The problem:
Starting at the line that contains "OCR this image.", copy each line through the end of the listing below. Include both ends and output nothing more.

□ □ □ □ □ □ □

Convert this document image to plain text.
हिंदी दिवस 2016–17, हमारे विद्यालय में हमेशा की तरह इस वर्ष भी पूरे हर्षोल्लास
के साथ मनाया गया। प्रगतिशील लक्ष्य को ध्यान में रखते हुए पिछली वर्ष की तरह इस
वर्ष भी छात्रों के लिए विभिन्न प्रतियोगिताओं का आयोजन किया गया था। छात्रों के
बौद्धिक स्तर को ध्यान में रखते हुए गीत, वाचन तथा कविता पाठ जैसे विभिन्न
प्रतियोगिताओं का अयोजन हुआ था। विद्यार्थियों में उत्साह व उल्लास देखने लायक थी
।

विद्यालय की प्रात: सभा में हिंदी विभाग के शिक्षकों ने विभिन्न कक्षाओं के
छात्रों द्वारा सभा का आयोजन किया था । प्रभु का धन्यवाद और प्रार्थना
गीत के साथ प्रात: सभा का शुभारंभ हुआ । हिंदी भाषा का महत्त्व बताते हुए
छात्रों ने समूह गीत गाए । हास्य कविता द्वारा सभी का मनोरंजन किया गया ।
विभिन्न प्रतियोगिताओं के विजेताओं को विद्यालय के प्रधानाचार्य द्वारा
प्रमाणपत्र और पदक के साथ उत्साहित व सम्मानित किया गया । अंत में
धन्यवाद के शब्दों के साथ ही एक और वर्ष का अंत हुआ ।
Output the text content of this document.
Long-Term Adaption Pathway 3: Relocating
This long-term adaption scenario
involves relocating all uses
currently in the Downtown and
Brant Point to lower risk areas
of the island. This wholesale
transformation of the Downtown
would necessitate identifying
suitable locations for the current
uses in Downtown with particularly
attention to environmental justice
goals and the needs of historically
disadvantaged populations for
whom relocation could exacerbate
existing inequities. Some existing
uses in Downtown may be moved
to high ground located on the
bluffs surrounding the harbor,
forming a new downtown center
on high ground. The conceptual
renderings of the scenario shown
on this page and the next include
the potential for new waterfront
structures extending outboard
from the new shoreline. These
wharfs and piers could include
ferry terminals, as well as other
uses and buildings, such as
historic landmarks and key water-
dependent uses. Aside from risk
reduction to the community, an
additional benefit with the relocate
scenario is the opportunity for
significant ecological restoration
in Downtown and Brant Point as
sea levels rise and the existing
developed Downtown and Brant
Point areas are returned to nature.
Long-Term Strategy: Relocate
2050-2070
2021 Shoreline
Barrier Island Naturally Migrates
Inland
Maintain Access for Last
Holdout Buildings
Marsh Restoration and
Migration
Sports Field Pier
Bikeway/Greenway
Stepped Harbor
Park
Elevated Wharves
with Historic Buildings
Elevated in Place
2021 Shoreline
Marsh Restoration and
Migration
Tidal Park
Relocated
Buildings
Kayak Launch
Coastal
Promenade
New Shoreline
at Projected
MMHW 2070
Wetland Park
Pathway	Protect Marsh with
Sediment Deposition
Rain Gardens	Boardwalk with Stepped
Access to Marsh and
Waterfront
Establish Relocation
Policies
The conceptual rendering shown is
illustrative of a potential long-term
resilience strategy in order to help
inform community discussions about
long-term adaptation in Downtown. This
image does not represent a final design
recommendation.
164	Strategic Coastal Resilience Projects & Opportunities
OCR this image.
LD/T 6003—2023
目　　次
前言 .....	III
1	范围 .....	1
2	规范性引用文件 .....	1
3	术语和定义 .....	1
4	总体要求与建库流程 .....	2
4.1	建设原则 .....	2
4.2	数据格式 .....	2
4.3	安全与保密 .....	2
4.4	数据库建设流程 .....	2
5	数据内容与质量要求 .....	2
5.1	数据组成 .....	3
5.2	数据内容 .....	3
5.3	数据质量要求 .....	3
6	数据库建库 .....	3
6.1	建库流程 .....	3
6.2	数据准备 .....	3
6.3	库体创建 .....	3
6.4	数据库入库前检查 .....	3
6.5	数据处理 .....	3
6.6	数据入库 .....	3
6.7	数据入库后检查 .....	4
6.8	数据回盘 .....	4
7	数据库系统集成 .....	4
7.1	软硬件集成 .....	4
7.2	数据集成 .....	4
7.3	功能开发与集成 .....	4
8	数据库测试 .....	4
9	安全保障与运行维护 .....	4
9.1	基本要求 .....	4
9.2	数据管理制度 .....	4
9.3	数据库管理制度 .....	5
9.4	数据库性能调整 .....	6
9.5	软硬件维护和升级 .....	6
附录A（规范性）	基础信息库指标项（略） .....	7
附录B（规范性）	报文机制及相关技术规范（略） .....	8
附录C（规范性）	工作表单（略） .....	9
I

□ □ □ □ □ □ □

Answer below:
OCR this image.
LD/T 6003—2023
目　　次
前言 .....	III
1	范围 .....	1
2	规范性引用文件 .....	1
3	术语和定义 .....	1
4	总体要求与建库流程 .....	2
4.1	建设原则 .....	2
4.2	数据格式 .....	2
4.3	安全与保密 .....	2
4.4	数据库建设流程 .....	2
5	数据内容与质量要求 .....	2
5.1	数据组成 .....	3
5.2	数据内容 .....	3
5.3	数据质量要求 .....	3
6	数据库建库 .....	3
6.1	建库流程 .....	3
6.2	数据准备 .....	3
6.3	库体创建 .....	3
6.4	数据库入库前检查 .....	3
6.5	数据处理 .....	3
6.6	数据入库 .....	3
6.7	数据入库后检查 .....	4
6.8	数据回盘 .....	4
7	数据库系统集成 .....	4
7.1	软硬件集成 .....	4
7.2	数据集成 .....	4
7.3	功能开发与集成 .....	4
8	数据库测试 .....	4
9	安全保障与运行维护 .....	4
9.1	基本要求 .....	4
9.2	数据管理制度 .....	4
9.3	数据库管理制度 .....	5
9.4	数据库性能调整 .....	6
9.5	软硬件维护和升级 .....	6
附录A（规范性）	基础信息库指标项（略） .....	7
附录B（规范性）	报文机制及相关技术规范（略） .....	8
附录C（规范性）	工作表单（略） .....	9
I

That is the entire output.